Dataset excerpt
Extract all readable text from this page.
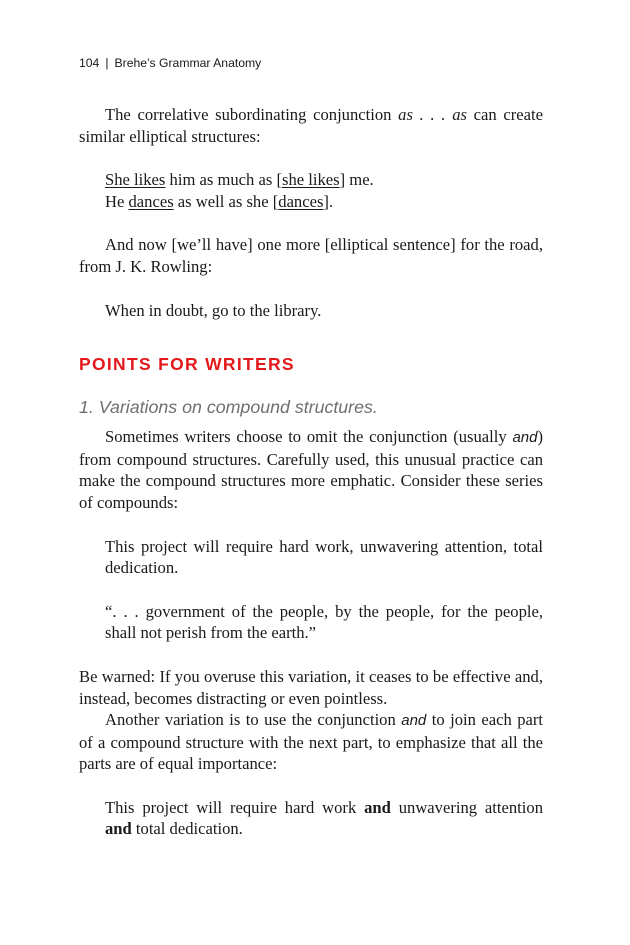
104 | Brehe’s Grammar Anatomy

The correlative subordinating conjunction as . . . as can create similar elliptical structures:

She likes him as much as [she likes] me.
He dances as well as she [dances].

And now [we’ll have] one more [elliptical sentence] for the road, from J. K. Rowling:

When in doubt, go to the library.
POINTS FOR WRITERS
1. Variations on compound structures.

Sometimes writers choose to omit the conjunction (usually and) from compound structures. Carefully used, this unusual practice can make the compound structures more emphatic. Consider these series of compounds:

This project will require hard work, unwavering attention, total dedication.

“. . . government of the people, by the people, for the people, shall not perish from the earth.”

Be warned: If you overuse this variation, it ceases to be effective and, instead, becomes distracting or even pointless.

Another variation is to use the conjunction and to join each part of a compound structure with the next part, to emphasize that all the parts are of equal importance:

This project will require hard work and unwavering attention and total dedication.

◆ **What is asked**
Quote the records above exactly, leaving out any pictures.

◆ **Reply to the task**
Extract all readable text from this page.
104 | Brehe’s Grammar Anatomy

The correlative subordinating conjunction as . . . as can create similar elliptical structures:

She likes him as much as [she likes] me.
He dances as well as she [dances].

And now [we’ll have] one more [elliptical sentence] for the road, from J. K. Rowling:

When in doubt, go to the library.
POINTS FOR WRITERS
1. Variations on compound structures.

Sometimes writers choose to omit the conjunction (usually and) from compound structures. Carefully used, this unusual practice can make the compound structures more emphatic. Consider these series of compounds:

This project will require hard work, unwavering attention, total dedication.

“. . . government of the people, by the people, for the people, shall not perish from the earth.”

Be warned: If you overuse this variation, it ceases to be effective and, instead, becomes distracting or even pointless.

Another variation is to use the conjunction and to join each part of a compound structure with the next part, to emphasize that all the parts are of equal importance:

This project will require hard work and unwavering attention and total dedication.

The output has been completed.